> **WORK REQUIRED**
Find how many lines hold the word "support" and give that number only.

> **INPUT ROWS**
────────

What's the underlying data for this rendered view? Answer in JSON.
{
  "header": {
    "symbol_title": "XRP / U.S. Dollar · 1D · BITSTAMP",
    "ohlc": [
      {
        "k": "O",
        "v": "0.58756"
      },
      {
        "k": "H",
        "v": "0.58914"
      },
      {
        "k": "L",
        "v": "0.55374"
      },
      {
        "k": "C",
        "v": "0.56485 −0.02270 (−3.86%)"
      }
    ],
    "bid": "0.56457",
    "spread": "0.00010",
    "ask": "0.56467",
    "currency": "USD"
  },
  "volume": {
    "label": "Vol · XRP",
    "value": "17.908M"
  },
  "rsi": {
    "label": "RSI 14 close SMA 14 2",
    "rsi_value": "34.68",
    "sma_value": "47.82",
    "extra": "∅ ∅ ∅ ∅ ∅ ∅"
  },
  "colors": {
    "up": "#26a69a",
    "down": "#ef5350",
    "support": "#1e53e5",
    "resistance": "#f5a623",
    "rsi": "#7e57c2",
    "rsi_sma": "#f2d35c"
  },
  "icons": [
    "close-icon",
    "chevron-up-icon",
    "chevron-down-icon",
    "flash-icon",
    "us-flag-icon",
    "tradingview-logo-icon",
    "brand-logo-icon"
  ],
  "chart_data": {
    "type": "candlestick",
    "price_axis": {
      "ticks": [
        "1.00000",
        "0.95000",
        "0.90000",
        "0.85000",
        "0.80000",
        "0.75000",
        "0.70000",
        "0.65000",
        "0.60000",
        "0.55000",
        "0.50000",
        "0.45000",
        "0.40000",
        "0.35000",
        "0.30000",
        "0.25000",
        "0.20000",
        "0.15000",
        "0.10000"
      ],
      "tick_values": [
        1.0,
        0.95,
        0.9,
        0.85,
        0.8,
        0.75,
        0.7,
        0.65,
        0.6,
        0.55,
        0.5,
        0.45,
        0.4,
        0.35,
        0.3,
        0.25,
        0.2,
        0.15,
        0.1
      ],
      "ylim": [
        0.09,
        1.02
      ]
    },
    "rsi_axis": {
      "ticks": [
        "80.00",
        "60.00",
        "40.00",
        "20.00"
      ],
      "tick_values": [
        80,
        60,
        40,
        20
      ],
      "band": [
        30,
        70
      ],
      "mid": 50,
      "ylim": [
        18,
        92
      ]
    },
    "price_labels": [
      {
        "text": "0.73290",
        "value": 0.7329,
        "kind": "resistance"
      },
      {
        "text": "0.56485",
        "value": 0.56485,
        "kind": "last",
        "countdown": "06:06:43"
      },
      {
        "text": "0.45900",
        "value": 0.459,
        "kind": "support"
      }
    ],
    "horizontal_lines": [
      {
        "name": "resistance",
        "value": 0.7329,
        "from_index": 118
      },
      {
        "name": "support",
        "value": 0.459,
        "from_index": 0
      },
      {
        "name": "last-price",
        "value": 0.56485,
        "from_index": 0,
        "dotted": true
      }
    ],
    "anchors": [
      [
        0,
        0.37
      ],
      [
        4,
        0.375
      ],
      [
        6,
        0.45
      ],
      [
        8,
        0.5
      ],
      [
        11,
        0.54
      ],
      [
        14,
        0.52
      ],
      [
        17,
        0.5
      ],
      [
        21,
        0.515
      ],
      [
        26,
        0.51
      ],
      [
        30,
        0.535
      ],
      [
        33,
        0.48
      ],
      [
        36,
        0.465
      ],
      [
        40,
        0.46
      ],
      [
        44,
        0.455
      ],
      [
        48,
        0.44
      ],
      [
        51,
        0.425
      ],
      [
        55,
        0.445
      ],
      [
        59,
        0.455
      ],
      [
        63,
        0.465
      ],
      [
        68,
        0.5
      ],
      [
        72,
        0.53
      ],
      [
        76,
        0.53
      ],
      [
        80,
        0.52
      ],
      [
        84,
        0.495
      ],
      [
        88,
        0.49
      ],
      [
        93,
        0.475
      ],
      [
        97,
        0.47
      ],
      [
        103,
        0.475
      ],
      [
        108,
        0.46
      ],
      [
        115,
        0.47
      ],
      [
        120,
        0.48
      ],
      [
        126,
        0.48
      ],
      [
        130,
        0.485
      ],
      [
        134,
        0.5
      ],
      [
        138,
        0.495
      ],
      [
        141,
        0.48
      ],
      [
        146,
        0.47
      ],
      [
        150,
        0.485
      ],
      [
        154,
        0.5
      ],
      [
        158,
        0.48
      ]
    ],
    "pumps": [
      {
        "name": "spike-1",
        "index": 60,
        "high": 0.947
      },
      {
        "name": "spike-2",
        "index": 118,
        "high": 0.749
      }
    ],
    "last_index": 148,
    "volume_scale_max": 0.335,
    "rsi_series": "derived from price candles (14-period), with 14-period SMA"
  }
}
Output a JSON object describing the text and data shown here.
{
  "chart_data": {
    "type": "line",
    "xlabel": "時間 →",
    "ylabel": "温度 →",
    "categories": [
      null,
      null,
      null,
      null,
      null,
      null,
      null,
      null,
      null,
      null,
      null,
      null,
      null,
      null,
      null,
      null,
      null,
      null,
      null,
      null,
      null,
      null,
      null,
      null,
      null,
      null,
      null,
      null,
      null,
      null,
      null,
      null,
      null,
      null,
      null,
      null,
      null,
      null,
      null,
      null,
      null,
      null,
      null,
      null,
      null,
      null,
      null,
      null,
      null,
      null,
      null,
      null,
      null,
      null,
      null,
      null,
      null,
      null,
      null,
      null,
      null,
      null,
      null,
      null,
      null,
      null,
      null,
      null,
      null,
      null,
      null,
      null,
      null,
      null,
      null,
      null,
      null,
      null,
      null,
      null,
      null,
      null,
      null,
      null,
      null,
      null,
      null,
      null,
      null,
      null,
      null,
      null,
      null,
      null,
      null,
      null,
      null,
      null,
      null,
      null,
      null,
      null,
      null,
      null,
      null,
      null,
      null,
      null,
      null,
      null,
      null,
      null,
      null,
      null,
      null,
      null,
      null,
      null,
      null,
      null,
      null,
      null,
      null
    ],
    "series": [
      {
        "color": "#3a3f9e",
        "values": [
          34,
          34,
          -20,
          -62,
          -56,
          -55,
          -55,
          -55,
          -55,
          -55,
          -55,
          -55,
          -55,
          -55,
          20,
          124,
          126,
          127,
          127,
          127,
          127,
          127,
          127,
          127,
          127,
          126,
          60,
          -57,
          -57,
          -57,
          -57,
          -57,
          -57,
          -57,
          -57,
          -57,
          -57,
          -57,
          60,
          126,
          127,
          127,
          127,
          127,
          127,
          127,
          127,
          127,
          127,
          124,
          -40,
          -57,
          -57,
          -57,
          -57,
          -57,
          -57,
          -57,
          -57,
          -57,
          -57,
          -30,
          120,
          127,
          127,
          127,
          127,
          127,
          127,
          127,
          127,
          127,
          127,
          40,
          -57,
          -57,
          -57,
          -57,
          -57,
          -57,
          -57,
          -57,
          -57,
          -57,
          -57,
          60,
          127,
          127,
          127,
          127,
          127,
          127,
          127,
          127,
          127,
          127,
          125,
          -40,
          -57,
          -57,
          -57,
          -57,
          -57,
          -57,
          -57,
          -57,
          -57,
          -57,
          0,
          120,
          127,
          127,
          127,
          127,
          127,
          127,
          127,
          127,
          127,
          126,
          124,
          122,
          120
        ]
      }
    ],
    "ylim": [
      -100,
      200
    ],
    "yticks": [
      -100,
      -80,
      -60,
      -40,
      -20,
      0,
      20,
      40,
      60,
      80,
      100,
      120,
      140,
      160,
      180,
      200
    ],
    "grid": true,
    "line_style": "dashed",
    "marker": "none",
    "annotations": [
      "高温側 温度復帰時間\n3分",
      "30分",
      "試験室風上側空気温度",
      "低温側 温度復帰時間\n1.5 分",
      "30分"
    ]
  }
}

────────

> **THE SOLUTION**
3